[Spatial annotation entries]
_ _ _ _ _ _ _

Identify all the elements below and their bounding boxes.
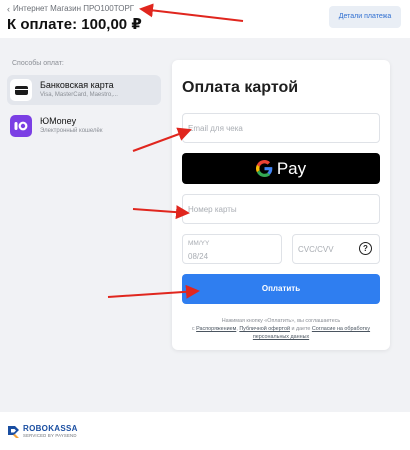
help-icon[interactable]: ? — [359, 242, 372, 255]
method-subtitle: Электронный кошелёк — [40, 128, 103, 134]
consent-link-offer[interactable]: Публичной офертой — [239, 326, 290, 332]
expiry-label: MM/YY — [188, 240, 210, 247]
consent-text-2: с — [191, 326, 195, 332]
payment-methods-title: Способы оплат: — [12, 60, 64, 67]
payment-details-button[interactable]: Детали платежа — [329, 6, 401, 28]
robokassa-logo-icon — [8, 426, 19, 438]
consent-text: Нажимая кнопку «Оплатить», вы соглашаете… — [186, 317, 376, 341]
consent-text-1: Нажимая кнопку «Оплатить», вы соглашаете… — [221, 318, 341, 324]
card-number-field[interactable] — [183, 195, 379, 223]
footer: ROBOKASSA SERVICED BY PAYSEND — [0, 412, 410, 450]
google-g-icon — [255, 160, 273, 177]
method-bank-card[interactable]: Банковская карта Visa, MasterCard, Maest… — [7, 75, 161, 105]
merchant-name: Интернет Магазин ПРО100ТОРГ — [13, 4, 135, 13]
email-field[interactable] — [183, 114, 379, 142]
robokassa-logo[interactable]: ROBOKASSA SERVICED BY PAYSEND — [7, 424, 78, 439]
expiry-field[interactable]: MM/YY 08/24 — [182, 234, 282, 264]
card-payment-panel: Оплата картой Pay MM/YY 08/24 ? Оплатить — [172, 60, 390, 350]
chevron-left-icon: ‹ — [7, 4, 10, 14]
logo-sub-text: SERVICED BY PAYSEND — [23, 433, 77, 438]
pay-button[interactable]: Оплатить — [182, 274, 380, 304]
method-name: ЮMoney — [40, 116, 77, 126]
consent-text-3: , — [236, 326, 238, 332]
amount-title: К оплате: 100,00 ₽ — [7, 16, 142, 33]
yoomoney-icon — [10, 115, 32, 137]
method-name: Банковская карта — [40, 80, 114, 90]
method-subtitle: Visa, MasterCard, Maestro,... — [40, 92, 118, 98]
consent-text-4: и даете — [291, 326, 311, 332]
main-area: Способы оплат: Банковская карта Visa, Ma… — [0, 38, 410, 412]
card-payment-title: Оплата картой — [182, 79, 299, 96]
logo-main-text: ROBOKASSA — [23, 424, 78, 433]
google-pay-label: Pay — [276, 158, 307, 178]
header: ‹ Интернет Магазин ПРО100ТОРГ К оплате: … — [0, 0, 410, 38]
expiry-placeholder: 08/24 — [188, 252, 209, 261]
consent-link-order[interactable]: Распоряжением — [196, 326, 236, 332]
google-pay-button[interactable]: Pay — [182, 153, 380, 184]
back-link[interactable]: ‹ Интернет Магазин ПРО100ТОРГ — [7, 4, 134, 14]
cvc-field-wrapper: ? — [292, 234, 380, 264]
method-yoomoney[interactable]: ЮMoney Электронный кошелёк — [7, 111, 161, 141]
email-field-wrapper — [182, 113, 380, 143]
bank-card-icon — [10, 79, 32, 101]
card-number-wrapper — [182, 194, 380, 224]
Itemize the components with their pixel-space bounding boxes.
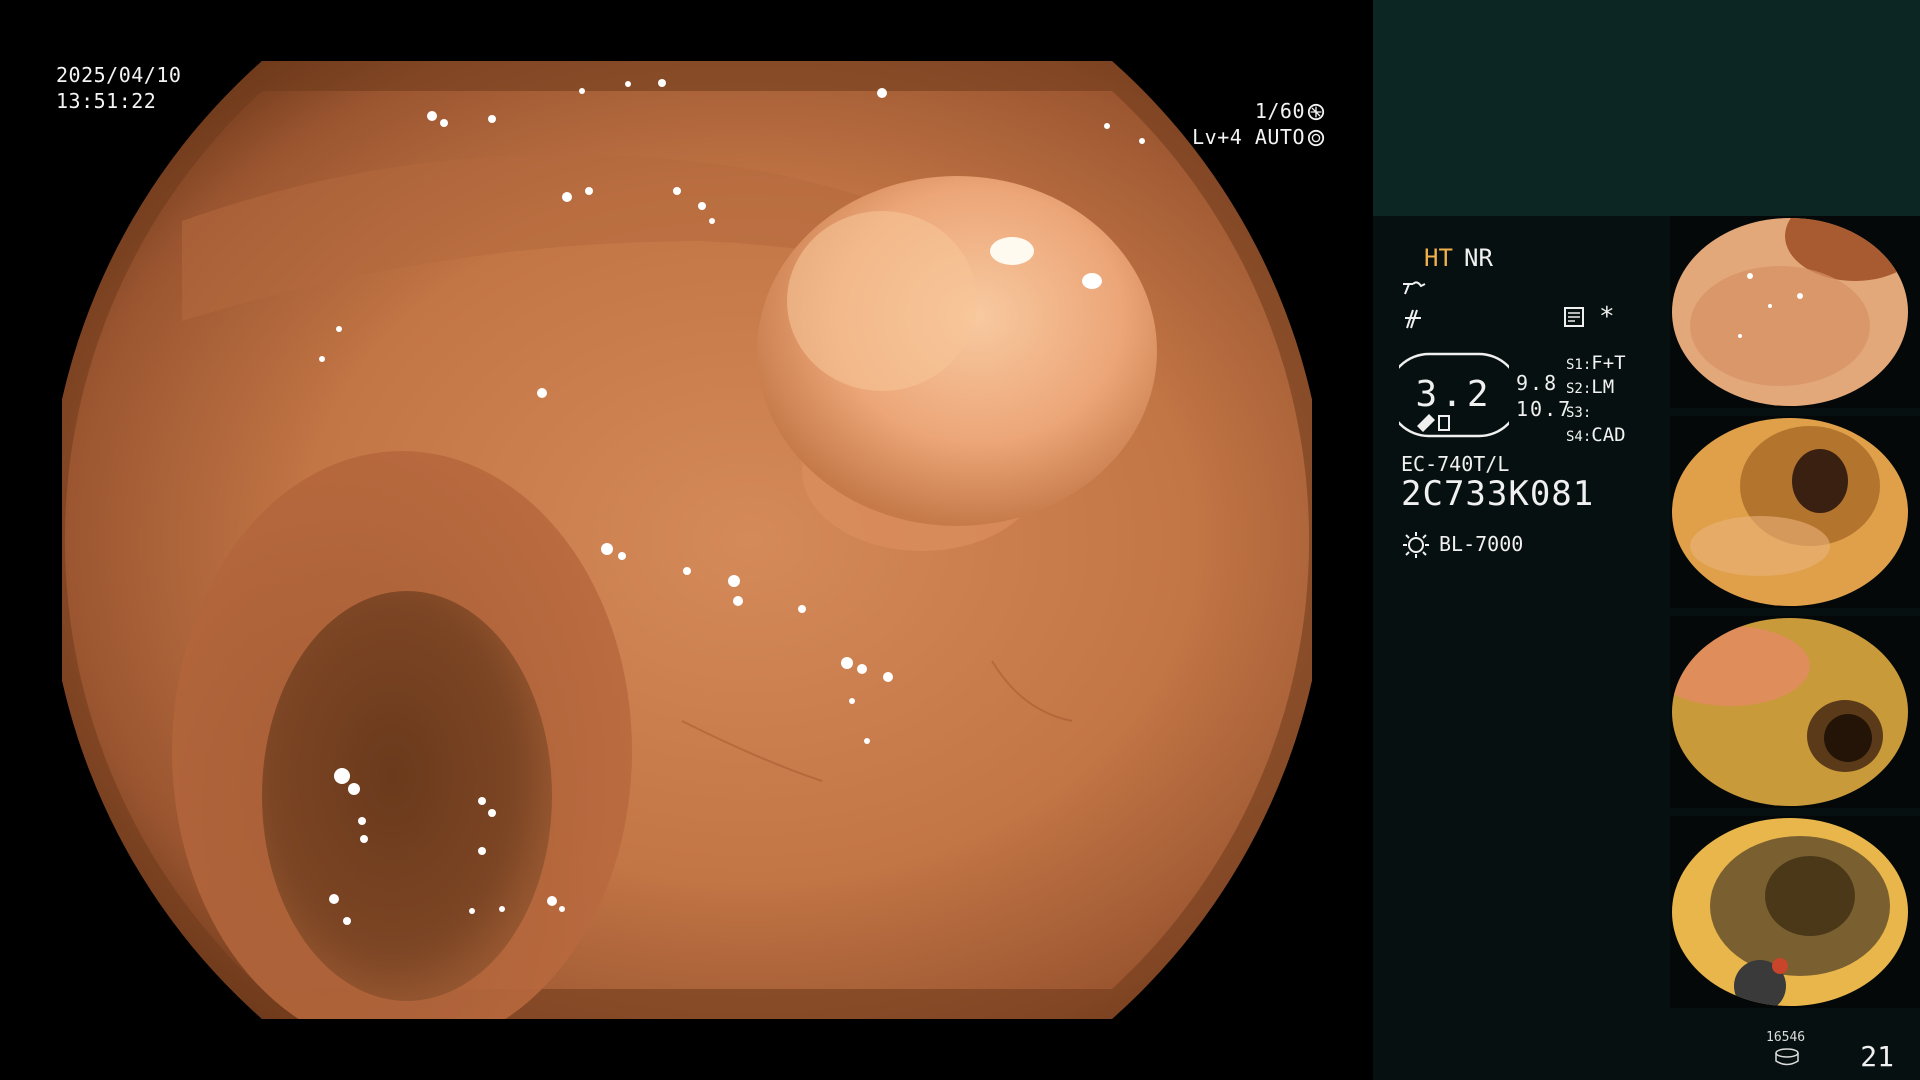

_ _ _ _ _ _ _

Return the lines from the one with "help-icon[interactable]: ? —" up to and including the one with "payment-methods-title: Способы оплат: —", repeated exactly.

REPLY TO THE EXERCISE
help-icon[interactable]: ? — [359, 242, 372, 255]
method-subtitle: Электронный кошелёк — [40, 128, 103, 134]
consent-link-offer[interactable]: Публичной офертой — [239, 326, 290, 332]
expiry-label: MM/YY — [188, 240, 210, 247]
consent-text-2: с — [191, 326, 195, 332]
payment-methods-title: Способы оплат: — [12, 60, 64, 67]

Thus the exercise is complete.